Job: Summarize the comment thread below in three sentences.

━━━ Supplied passage

Honestly, if you don't want to use or catalogue this stuff, pass it on to a museum or a university where people will actually do so.

But yes, it's amazing. AMAZING. It's just that its sitting there being allowed to rot. {twitch. twitch. twitch. howl.}
posted by jrochest at 1:08 AM on May 2, 2013 [7 favorites]


arrg I watched one of the unpacking videos, and she's so blase. some papers... a hat... red jacket

I'd be like "holy shit these are like my great grandparent's love letters, and look at this fucking jacket! it's in perfect condition I could wear this thing and look amazing, and the pith helmet is pristine I can't believe it!!aaaaa!!!"
posted by 5_13_23_42_69_666 at 2:13 AM on May 2, 2013 [2 favorites]


Man, I love Reddit so much. It's the full monty of humanity's eccentricity.
posted by Harvey Kilobit at 7:56 AM on May 2


Very refreshing to see that as the first comment on the nature and worth of reddit, here. Makes a nice change.
posted by Decani at 2:17 AM on May 2, 2013 [4 favorites]


It weirds me out when people say they can't read Palmer. I am only 47 and I learned a slightly (only slightly) modified Palmer hand in school, and still use it. I remember a thread a while ago where most of the younger people said they can't read cursive, and I still find that just amazing. How rapidly things change.

Meanwhile, I was reading this for a research paper a couple of months ago... it gets easier with practice.

As a history nerd, this find is the coolest thing I've seen in a while. Those artifacts are in such great shape -- I hope a museum can display them or something.
posted by litlnemo at 2:23 AM on May 2, 2013 [4 favorites]


That waf truly fafcinating!

(sorry I can't figure out how to type a long s here)


Decani: "Very refreshing to see that as the first comment on the nature and worth of reddit, here. Makes a nice change."

I think it's easy to hate on Reddit here because the overall quality of comments is mediocre comparatively, especially in the large default subreddits that people who idly peruse the site would see. For example, there's a shit ton of casual sexism and racism that goes unchallenged all the time. If you look around there are a number of very intelligent and insightful commenters, and interesting subreddits; you almost have to get that through sheer volume alone, really. There's some great stuff there, for sure, but while a few people judge the place too harshly, you can't judge them too harshly either for getting the wrong impression sometimes; there's a lot of chaff to get through.
posted by Red Loop at 3:15 AM on May 2, 2013 [1 favorite]


Who will judge those who judge the judgers of reddit?
posted by kiltedtaco at 3:54 AM on May 2, 2013


Calling Antique Road Show.
posted by notreally at 4:17 AM on May 2, 2013


"If you cannot read text written in English, you are by definition illiterate.
posted by charlie don't surf

I am English and cannot read my own handwriting.
posted by marienbad at 4:20 AM on May 2, 2013 [3 favorites]


Some of the maps: the octagonal fort is Neuf-Brisach, well worth an afternoon if you're in the area. The mountain with the witches is the Blocksberg (Wikipedia has the same illustration btw).
posted by dhoe at 4:25 AM on May 2, 2013 [2 favorites]


"If you cannot read text written in English, you are by definition illiterate.

━━━━━━
━━━ Data shown

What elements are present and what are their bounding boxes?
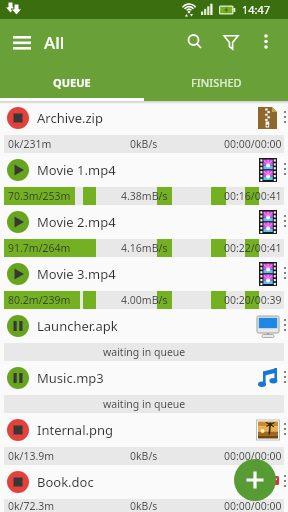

━━━━━━
━━━ Data shown

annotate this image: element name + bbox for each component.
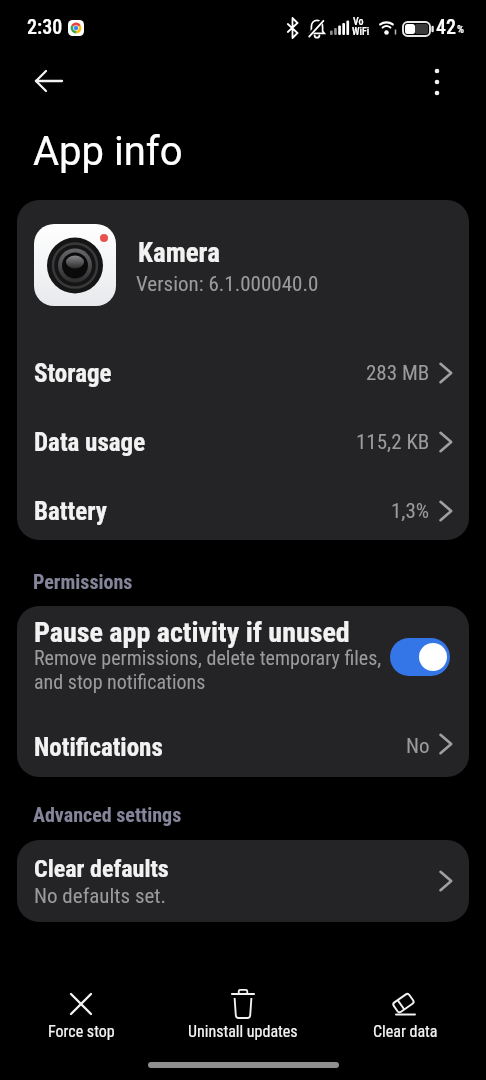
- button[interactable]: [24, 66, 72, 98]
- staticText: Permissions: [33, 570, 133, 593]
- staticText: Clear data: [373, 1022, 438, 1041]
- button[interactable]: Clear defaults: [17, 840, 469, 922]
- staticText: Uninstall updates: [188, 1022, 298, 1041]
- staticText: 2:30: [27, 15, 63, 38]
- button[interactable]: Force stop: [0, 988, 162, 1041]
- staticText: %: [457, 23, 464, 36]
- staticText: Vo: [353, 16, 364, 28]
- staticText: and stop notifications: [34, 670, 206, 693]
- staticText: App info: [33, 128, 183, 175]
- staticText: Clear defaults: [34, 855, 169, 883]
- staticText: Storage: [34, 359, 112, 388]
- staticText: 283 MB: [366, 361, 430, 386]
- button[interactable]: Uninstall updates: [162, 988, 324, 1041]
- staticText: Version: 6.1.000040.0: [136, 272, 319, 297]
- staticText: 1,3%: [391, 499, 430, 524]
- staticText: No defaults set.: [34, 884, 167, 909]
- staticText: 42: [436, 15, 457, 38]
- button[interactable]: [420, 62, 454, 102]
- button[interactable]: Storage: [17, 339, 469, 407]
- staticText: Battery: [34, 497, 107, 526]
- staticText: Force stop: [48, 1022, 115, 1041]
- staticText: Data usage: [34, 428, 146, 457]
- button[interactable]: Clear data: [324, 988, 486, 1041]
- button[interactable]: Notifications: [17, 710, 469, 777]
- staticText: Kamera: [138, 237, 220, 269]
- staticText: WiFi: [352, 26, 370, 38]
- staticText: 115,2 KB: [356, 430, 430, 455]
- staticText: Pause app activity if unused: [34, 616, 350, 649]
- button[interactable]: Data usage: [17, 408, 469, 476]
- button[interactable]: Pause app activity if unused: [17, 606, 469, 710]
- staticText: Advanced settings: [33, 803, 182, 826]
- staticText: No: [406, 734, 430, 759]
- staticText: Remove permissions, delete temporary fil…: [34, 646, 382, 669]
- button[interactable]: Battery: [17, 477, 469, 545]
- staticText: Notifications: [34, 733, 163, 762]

━━━━━━
━━━ Data shown

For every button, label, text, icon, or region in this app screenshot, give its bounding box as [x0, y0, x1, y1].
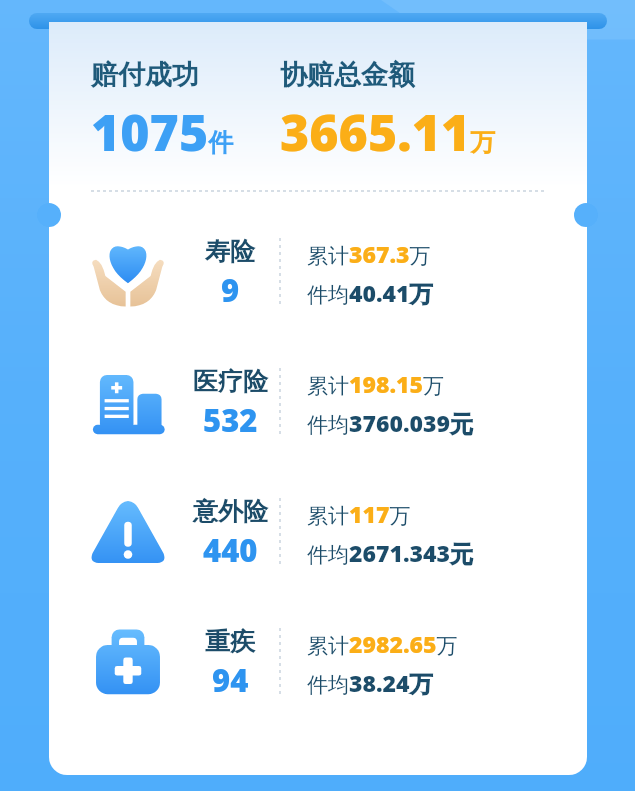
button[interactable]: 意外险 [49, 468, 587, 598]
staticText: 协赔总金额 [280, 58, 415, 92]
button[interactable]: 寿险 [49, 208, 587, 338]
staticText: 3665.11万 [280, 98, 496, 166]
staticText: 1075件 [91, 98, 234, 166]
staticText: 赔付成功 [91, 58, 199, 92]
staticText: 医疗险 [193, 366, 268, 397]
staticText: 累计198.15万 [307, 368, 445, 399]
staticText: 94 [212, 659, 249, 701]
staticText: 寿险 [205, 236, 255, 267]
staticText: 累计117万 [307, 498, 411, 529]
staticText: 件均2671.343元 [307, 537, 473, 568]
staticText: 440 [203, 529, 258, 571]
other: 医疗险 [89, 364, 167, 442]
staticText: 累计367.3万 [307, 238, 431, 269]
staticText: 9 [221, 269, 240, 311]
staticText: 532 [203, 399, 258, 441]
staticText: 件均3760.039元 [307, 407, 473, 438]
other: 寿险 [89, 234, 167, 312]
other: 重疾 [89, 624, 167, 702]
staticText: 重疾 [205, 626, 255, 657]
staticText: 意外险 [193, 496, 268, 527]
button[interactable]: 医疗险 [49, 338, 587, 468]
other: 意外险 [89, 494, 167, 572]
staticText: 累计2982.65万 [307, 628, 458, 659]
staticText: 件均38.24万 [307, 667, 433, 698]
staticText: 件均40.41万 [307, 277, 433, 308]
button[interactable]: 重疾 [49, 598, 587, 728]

━━━━━━

Correct output: Commenters marvel at a find of well-preserved old items, including papers, a hat, a red jacket and a pith helmet, and two of them hope a museum will take or display the collection. Others debate the worth of Reddit, with one arguing that its large default subreddits are mediocre but that it also has insightful commenters and interesting subreddits. Further remarks concern the ability to read Palmer cursive and identify maps showing Neuf-Brisach and the Blocksberg.